**Your objective**.
Output the material beneath this task exactly, images excluded.

**Records for this task**.
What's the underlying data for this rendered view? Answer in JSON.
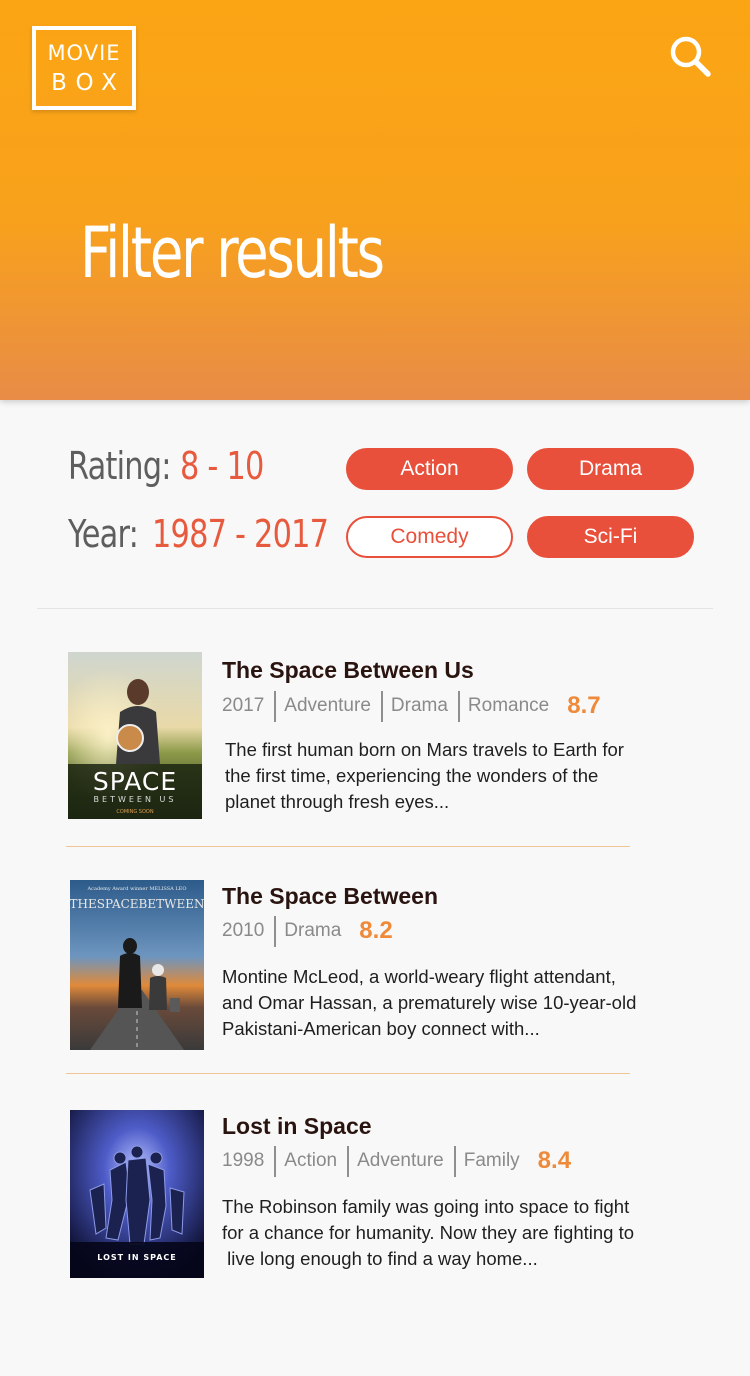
{
  "app": {
    "logo_line1": "MOVIE",
    "logo_line2": "BOX",
    "title": "Filter results"
  },
  "icons": {
    "search": "search-icon"
  },
  "colors": {
    "header_top": "#fba514",
    "header_bottom": "#e88c47",
    "accent": "#e8503b",
    "rating": "#ee8a3a"
  },
  "filters": {
    "rating_label": "Rating:",
    "rating_value": "8 - 10",
    "year_label": "Year:",
    "year_value": "1987 - 2017",
    "genres": [
      {
        "label": "Action",
        "selected": true
      },
      {
        "label": "Drama",
        "selected": true
      },
      {
        "label": "Comedy",
        "selected": false
      },
      {
        "label": "Sci-Fi",
        "selected": true
      }
    ]
  },
  "movies": [
    {
      "title": "The Space Between Us",
      "year": "2017",
      "genres": [
        "Adventure",
        "Drama",
        "Romance"
      ],
      "rating": "8.7",
      "description": [
        "The first human born on Mars travels to Earth for",
        "the first time, experiencing the wonders of the",
        "planet through fresh eyes..."
      ],
      "poster": {
        "title_text": "SPACE",
        "sub_text": "BETWEEN US",
        "credit_text": "COMING SOON"
      }
    },
    {
      "title": "The Space Between",
      "year": "2010",
      "genres": [
        "Drama"
      ],
      "rating": "8.2",
      "description": [
        "Montine McLeod, a world-weary flight attendant,",
        "and Omar Hassan, a prematurely wise 10-year-old",
        "Pakistani-American boy connect with..."
      ],
      "poster": {
        "title_text": "THESPACEBETWEEN",
        "top_text": "Academy Award winner MELISSA LEO"
      }
    },
    {
      "title": "Lost in Space",
      "year": "1998",
      "genres": [
        "Action",
        "Adventure",
        "Family"
      ],
      "rating": "8.4",
      "description": [
        "The Robinson family was going into space to fight",
        "for a chance for humanity. Now they are fighting to",
        " live long enough to find a way home..."
      ],
      "poster": {
        "title_text": "LOST IN SPACE"
      }
    }
  ]
}
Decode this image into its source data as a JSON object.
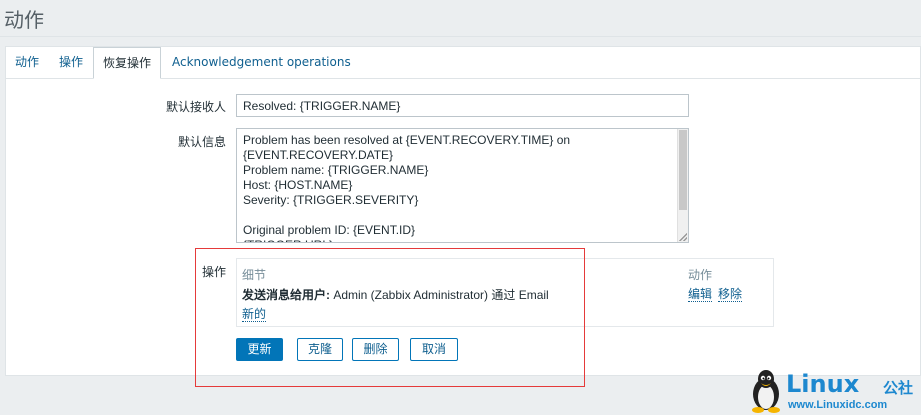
{
  "page": {
    "title": "动作"
  },
  "tabs": [
    {
      "label": "动作",
      "active": false
    },
    {
      "label": "操作",
      "active": false
    },
    {
      "label": "恢复操作",
      "active": true
    },
    {
      "label": "Acknowledgement operations",
      "active": false
    }
  ],
  "form": {
    "recipient_label": "默认接收人",
    "recipient_value": "Resolved: {TRIGGER.NAME}",
    "message_label": "默认信息",
    "message_value": "Problem has been resolved at {EVENT.RECOVERY.TIME} on\n{EVENT.RECOVERY.DATE}\nProblem name: {TRIGGER.NAME}\nHost: {HOST.NAME}\nSeverity: {TRIGGER.SEVERITY}\n\nOriginal problem ID: {EVENT.ID}\n{TRIGGER.URL}",
    "operations_label": "操作"
  },
  "operations": {
    "col_details": "细节",
    "col_action": "动作",
    "rows": [
      {
        "prefix": "发送消息给用户:",
        "text": " Admin (Zabbix Administrator) 通过 Email",
        "edit": "编辑",
        "remove": "移除"
      }
    ],
    "new_link": "新的"
  },
  "buttons": {
    "update": "更新",
    "clone": "克隆",
    "delete": "删除",
    "cancel": "取消"
  },
  "watermark": {
    "brand": "Linux",
    "brand_suffix": "公社",
    "url": "www.Linuxidc.com"
  },
  "colors": {
    "link": "#0f5f8f",
    "primary": "#0275b8",
    "annotation": "#e53a3a"
  }
}
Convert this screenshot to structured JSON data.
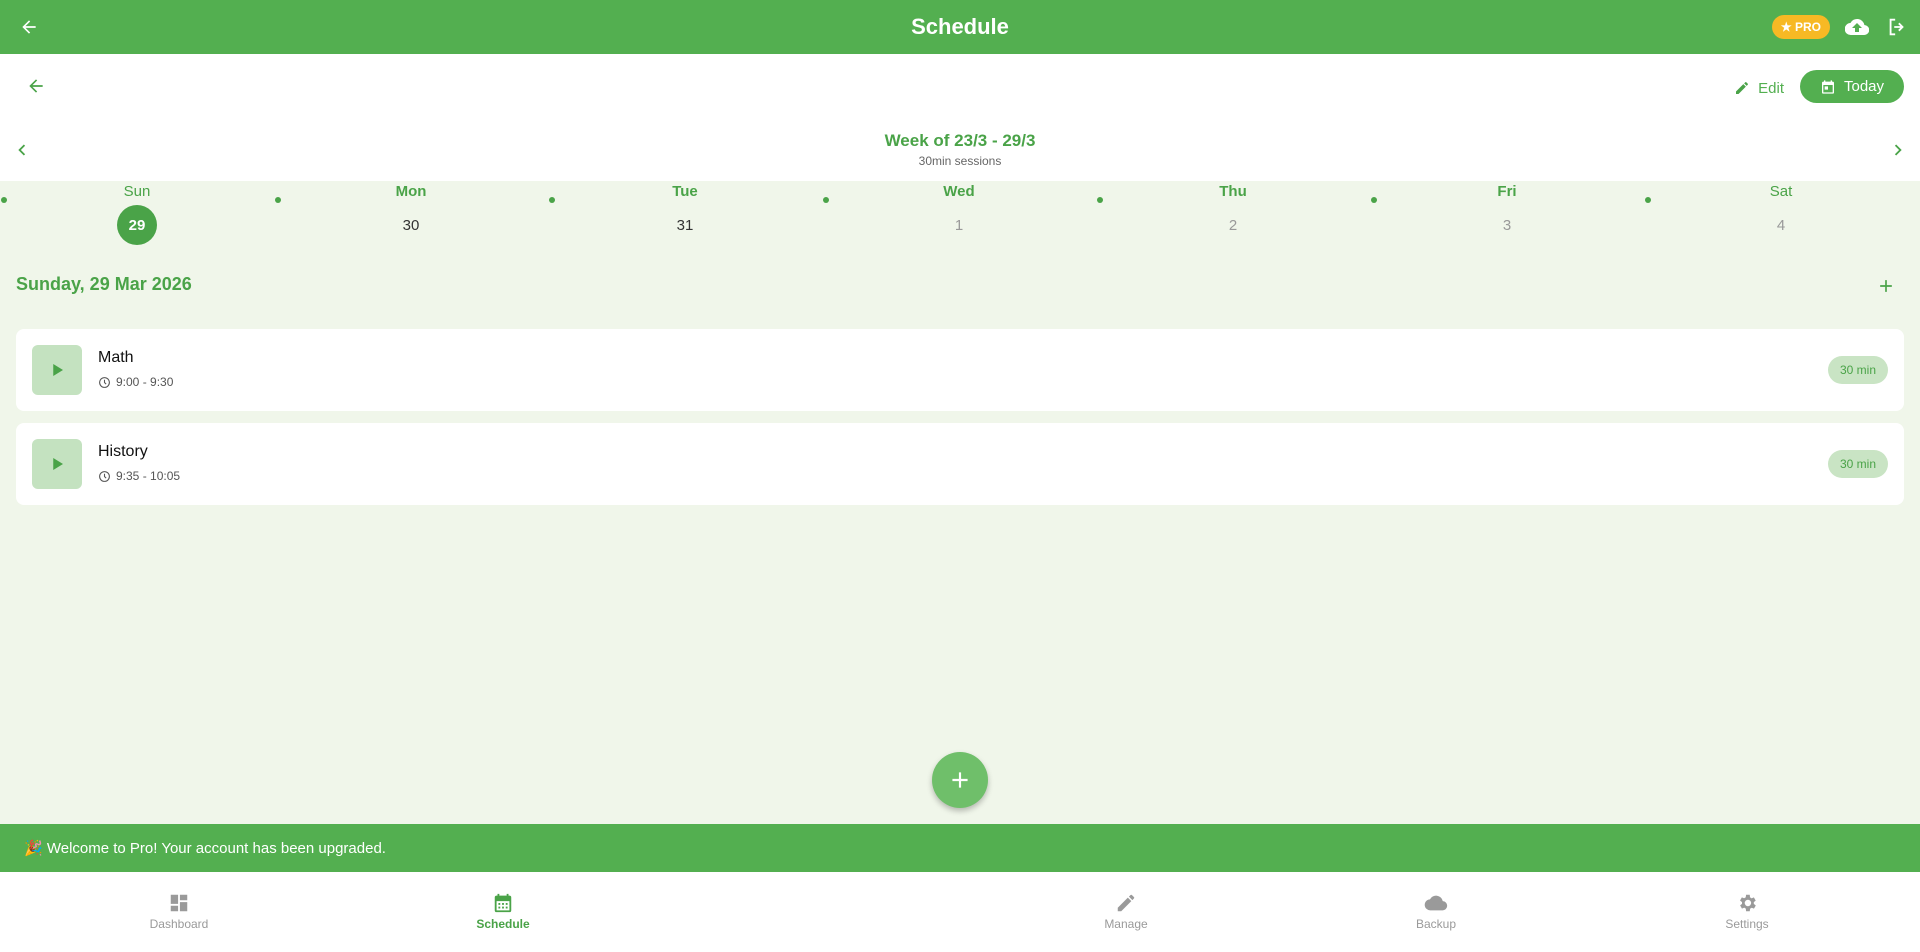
{
  "appbar": {
    "title": "Schedule",
    "pro_badge": "★ PRO"
  },
  "toolbar": {
    "edit_label": "Edit",
    "today_label": "Today"
  },
  "week": {
    "title": "Week of 23/3 - 29/3",
    "subtitle": "30min sessions"
  },
  "days": [
    {
      "name": "Sun",
      "num": "29"
    },
    {
      "name": "Mon",
      "num": "30"
    },
    {
      "name": "Tue",
      "num": "31"
    },
    {
      "name": "Wed",
      "num": "1"
    },
    {
      "name": "Thu",
      "num": "2"
    },
    {
      "name": "Fri",
      "num": "3"
    },
    {
      "name": "Sat",
      "num": "4"
    }
  ],
  "selected_date": "Sunday, 29 Mar 2026",
  "sessions": [
    {
      "name": "Math",
      "time": "9:00 - 9:30",
      "duration": "30 min"
    },
    {
      "name": "History",
      "time": "9:35 - 10:05",
      "duration": "30 min"
    }
  ],
  "snackbar": {
    "text": "🎉 Welcome to Pro! Your account has been upgraded."
  },
  "nav": [
    {
      "label": "Dashboard",
      "icon": "dashboard-icon"
    },
    {
      "label": "Schedule",
      "icon": "calendar-icon"
    },
    {
      "label": "Manage",
      "icon": "pencil-icon"
    },
    {
      "label": "Backup",
      "icon": "cloud-icon"
    },
    {
      "label": "Settings",
      "icon": "gear-icon"
    }
  ],
  "colors": {
    "primary": "#53af50",
    "accent_text": "#4aa348",
    "background": "#f0f6ea",
    "pro": "#f7b924"
  }
}
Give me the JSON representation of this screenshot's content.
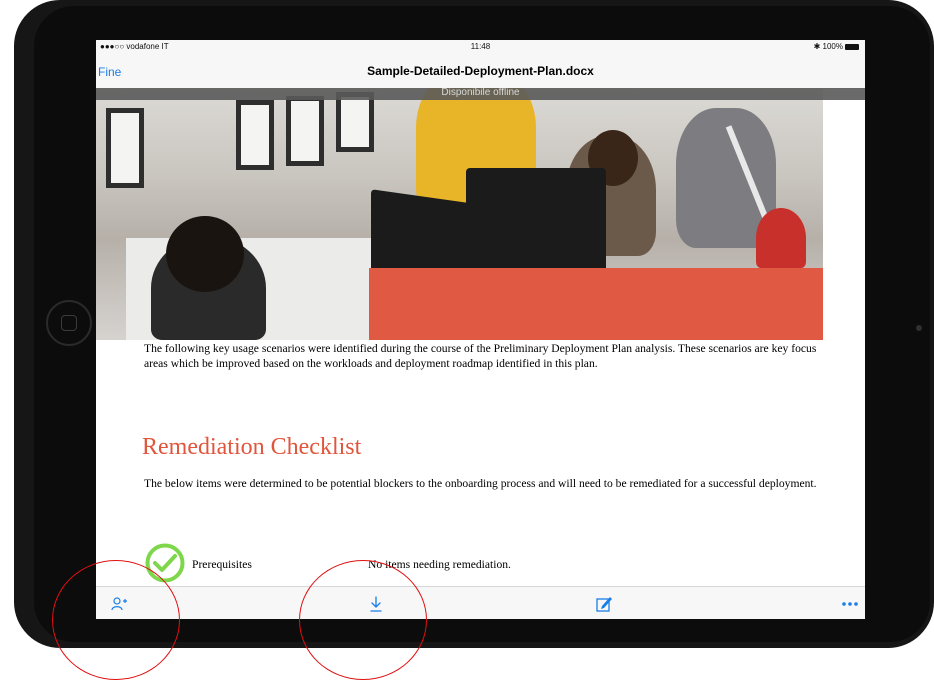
{
  "status_bar": {
    "carrier": "●●●○○ vodafone IT",
    "time": "11:48",
    "battery": "100%"
  },
  "nav_bar": {
    "done_label": "Fine",
    "title": "Sample-Detailed-Deployment-Plan.docx"
  },
  "offline_banner": "Disponibile offline",
  "document": {
    "intro": "The following key usage scenarios were identified during the course of the Preliminary Deployment Plan analysis.  These scenarios are key focus areas which be improved based on the workloads and deployment roadmap identified in this plan.",
    "heading": "Remediation Checklist",
    "description": "The below items were determined to be potential blockers to the onboarding process and will need to be remediated for a successful deployment.",
    "checklist": [
      {
        "label": "Prerequisites",
        "status": "No items needing remediation."
      }
    ]
  },
  "toolbar": {
    "icons": [
      "add-person-icon",
      "download-icon",
      "edit-icon",
      "more-icon"
    ]
  },
  "colors": {
    "accent": "#1a7ee8",
    "heading": "#e0553c",
    "check": "#7ed64a",
    "annotation": "#e01010"
  }
}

**Exercise solution**.
What's the underlying data for this rendered view? Answer in JSON.
{
  "app": {
    "logo_line1": "MOVIE",
    "logo_line2": "BOX",
    "title": "Filter results"
  },
  "icons": {
    "search": "search-icon"
  },
  "colors": {
    "header_top": "#fba514",
    "header_bottom": "#e88c47",
    "accent": "#e8503b",
    "rating": "#ee8a3a"
  },
  "filters": {
    "rating_label": "Rating:",
    "rating_value": "8 - 10",
    "year_label": "Year:",
    "year_value": "1987 - 2017",
    "genres": [
      {
        "label": "Action",
        "selected": true
      },
      {
        "label": "Drama",
        "selected": true
      },
      {
        "label": "Comedy",
        "selected": false
      },
      {
        "label": "Sci-Fi",
        "selected": true
      }
    ]
  },
  "movies": [
    {
      "title": "The Space Between Us",
      "year": "2017",
      "genres": [
        "Adventure",
        "Drama",
        "Romance"
      ],
      "rating": "8.7",
      "description": [
        "The first human born on Mars travels to Earth for",
        "the first time, experiencing the wonders of the",
        "planet through fresh eyes..."
      ],
      "poster": {
        "title_text": "SPACE",
        "sub_text": "BETWEEN US",
        "credit_text": "COMING SOON"
      }
    },
    {
      "title": "The Space Between",
      "year": "2010",
      "genres": [
        "Drama"
      ],
      "rating": "8.2",
      "description": [
        "Montine McLeod, a world-weary flight attendant,",
        "and Omar Hassan, a prematurely wise 10-year-old",
        "Pakistani-American boy connect with..."
      ],
      "poster": {
        "title_text": "THESPACEBETWEEN",
        "top_text": "Academy Award winner MELISSA LEO"
      }
    },
    {
      "title": "Lost in Space",
      "year": "1998",
      "genres": [
        "Action",
        "Adventure",
        "Family"
      ],
      "rating": "8.4",
      "description": [
        "The Robinson family was going into space to fight",
        "for a chance for humanity. Now they are fighting to",
        " live long enough to find a way home..."
      ],
      "poster": {
        "title_text": "LOST IN SPACE"
      }
    }
  ]
}
Decode this image into its source data as a JSON object.
{
  "page": {
    "title": "动作"
  },
  "tabs": [
    {
      "label": "动作",
      "active": false
    },
    {
      "label": "操作",
      "active": false
    },
    {
      "label": "恢复操作",
      "active": true
    },
    {
      "label": "Acknowledgement operations",
      "active": false
    }
  ],
  "form": {
    "recipient_label": "默认接收人",
    "recipient_value": "Resolved: {TRIGGER.NAME}",
    "message_label": "默认信息",
    "message_value": "Problem has been resolved at {EVENT.RECOVERY.TIME} on\n{EVENT.RECOVERY.DATE}\nProblem name: {TRIGGER.NAME}\nHost: {HOST.NAME}\nSeverity: {TRIGGER.SEVERITY}\n\nOriginal problem ID: {EVENT.ID}\n{TRIGGER.URL}",
    "operations_label": "操作"
  },
  "operations": {
    "col_details": "细节",
    "col_action": "动作",
    "rows": [
      {
        "prefix": "发送消息给用户:",
        "text": " Admin (Zabbix Administrator) 通过 Email",
        "edit": "编辑",
        "remove": "移除"
      }
    ],
    "new_link": "新的"
  },
  "buttons": {
    "update": "更新",
    "clone": "克隆",
    "delete": "删除",
    "cancel": "取消"
  },
  "watermark": {
    "brand": "Linux",
    "brand_suffix": "公社",
    "url": "www.Linuxidc.com"
  },
  "colors": {
    "link": "#0f5f8f",
    "primary": "#0275b8",
    "annotation": "#e53a3a"
  }
}
Convert this screenshot to structured JSON data.
{
  "appbar": {
    "title": "Schedule",
    "pro_badge": "★ PRO"
  },
  "toolbar": {
    "edit_label": "Edit",
    "today_label": "Today"
  },
  "week": {
    "title": "Week of 23/3 - 29/3",
    "subtitle": "30min sessions"
  },
  "days": [
    {
      "name": "Sun",
      "num": "29"
    },
    {
      "name": "Mon",
      "num": "30"
    },
    {
      "name": "Tue",
      "num": "31"
    },
    {
      "name": "Wed",
      "num": "1"
    },
    {
      "name": "Thu",
      "num": "2"
    },
    {
      "name": "Fri",
      "num": "3"
    },
    {
      "name": "Sat",
      "num": "4"
    }
  ],
  "selected_date": "Sunday, 29 Mar 2026",
  "sessions": [
    {
      "name": "Math",
      "time": "9:00 - 9:30",
      "duration": "30 min"
    },
    {
      "name": "History",
      "time": "9:35 - 10:05",
      "duration": "30 min"
    }
  ],
  "snackbar": {
    "text": "🎉 Welcome to Pro! Your account has been upgraded."
  },
  "nav": [
    {
      "label": "Dashboard",
      "icon": "dashboard-icon"
    },
    {
      "label": "Schedule",
      "icon": "calendar-icon"
    },
    {
      "label": "Manage",
      "icon": "pencil-icon"
    },
    {
      "label": "Backup",
      "icon": "cloud-icon"
    },
    {
      "label": "Settings",
      "icon": "gear-icon"
    }
  ],
  "colors": {
    "primary": "#53af50",
    "accent_text": "#4aa348",
    "background": "#f0f6ea",
    "pro": "#f7b924"
  }
}
Give me the JSON representation of this screenshot's content.
{
  "status_bar": {
    "carrier": "●●●○○ vodafone IT",
    "time": "11:48",
    "battery": "100%"
  },
  "nav_bar": {
    "done_label": "Fine",
    "title": "Sample-Detailed-Deployment-Plan.docx"
  },
  "offline_banner": "Disponibile offline",
  "document": {
    "intro": "The following key usage scenarios were identified during the course of the Preliminary Deployment Plan analysis.  These scenarios are key focus areas which be improved based on the workloads and deployment roadmap identified in this plan.",
    "heading": "Remediation Checklist",
    "description": "The below items were determined to be potential blockers to the onboarding process and will need to be remediated for a successful deployment.",
    "checklist": [
      {
        "label": "Prerequisites",
        "status": "No items needing remediation."
      }
    ]
  },
  "toolbar": {
    "icons": [
      "add-person-icon",
      "download-icon",
      "edit-icon",
      "more-icon"
    ]
  },
  "colors": {
    "accent": "#1a7ee8",
    "heading": "#e0553c",
    "check": "#7ed64a",
    "annotation": "#e01010"
  }
}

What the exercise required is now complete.